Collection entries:
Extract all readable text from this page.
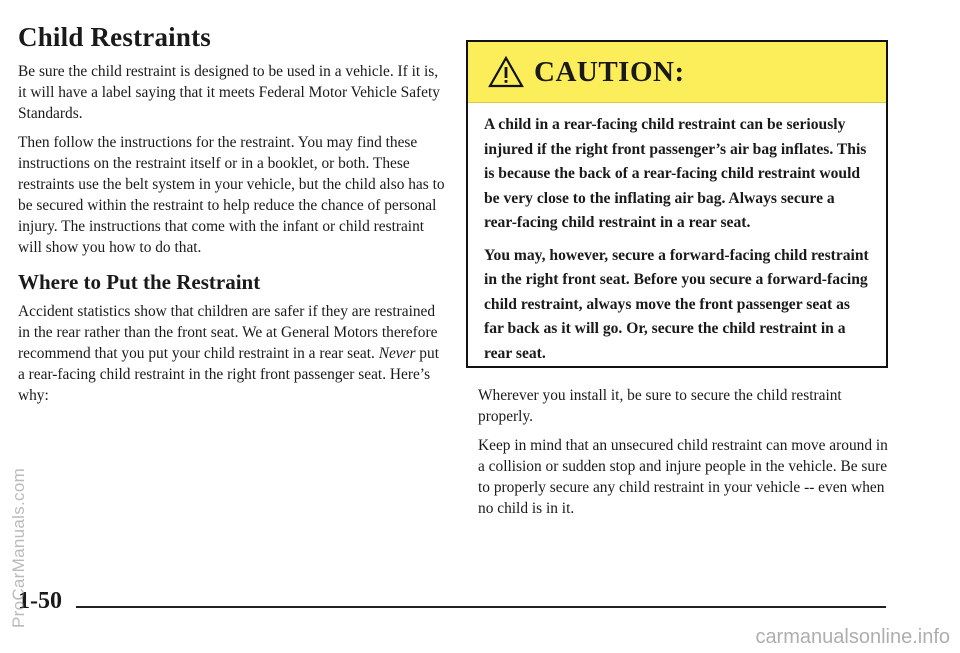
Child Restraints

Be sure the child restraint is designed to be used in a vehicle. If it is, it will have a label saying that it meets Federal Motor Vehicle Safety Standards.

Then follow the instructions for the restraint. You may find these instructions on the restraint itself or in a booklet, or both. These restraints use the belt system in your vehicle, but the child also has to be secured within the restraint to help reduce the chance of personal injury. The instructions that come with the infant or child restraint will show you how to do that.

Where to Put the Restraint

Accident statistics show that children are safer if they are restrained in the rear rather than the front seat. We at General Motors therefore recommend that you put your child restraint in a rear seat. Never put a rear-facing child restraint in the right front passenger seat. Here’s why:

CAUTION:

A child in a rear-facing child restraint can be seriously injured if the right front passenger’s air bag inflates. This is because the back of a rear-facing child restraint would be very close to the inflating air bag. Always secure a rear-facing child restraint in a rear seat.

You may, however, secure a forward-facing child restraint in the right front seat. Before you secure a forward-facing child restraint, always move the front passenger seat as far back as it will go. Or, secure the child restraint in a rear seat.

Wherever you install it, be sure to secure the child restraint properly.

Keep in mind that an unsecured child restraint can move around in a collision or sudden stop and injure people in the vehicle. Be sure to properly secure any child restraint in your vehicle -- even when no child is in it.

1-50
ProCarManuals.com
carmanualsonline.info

> **PROBLEM TO WORK ON**:
Pictures in the records should not appear in your copy, but everything else must be transcribed exactly.

> **ANSWER TO THIS EXERCISE**:
Extract all readable text from this page.
Child Restraints

Be sure the child restraint is designed to be used in a vehicle. If it is, it will have a label saying that it meets Federal Motor Vehicle Safety Standards.

Then follow the instructions for the restraint. You may find these instructions on the restraint itself or in a booklet, or both. These restraints use the belt system in your vehicle, but the child also has to be secured within the restraint to help reduce the chance of personal injury. The instructions that come with the infant or child restraint will show you how to do that.

Where to Put the Restraint

Accident statistics show that children are safer if they are restrained in the rear rather than the front seat. We at General Motors therefore recommend that you put your child restraint in a rear seat. Never put a rear-facing child restraint in the right front passenger seat. Here’s why:

CAUTION:

A child in a rear-facing child restraint can be seriously injured if the right front passenger’s air bag inflates. This is because the back of a rear-facing child restraint would be very close to the inflating air bag. Always secure a rear-facing child restraint in a rear seat.

You may, however, secure a forward-facing child restraint in the right front seat. Before you secure a forward-facing child restraint, always move the front passenger seat as far back as it will go. Or, secure the child restraint in a rear seat.

Wherever you install it, be sure to secure the child restraint properly.

Keep in mind that an unsecured child restraint can move around in a collision or sudden stop and injure people in the vehicle. Be sure to properly secure any child restraint in your vehicle -- even when no child is in it.

1-50
ProCarManuals.com
carmanualsonline.info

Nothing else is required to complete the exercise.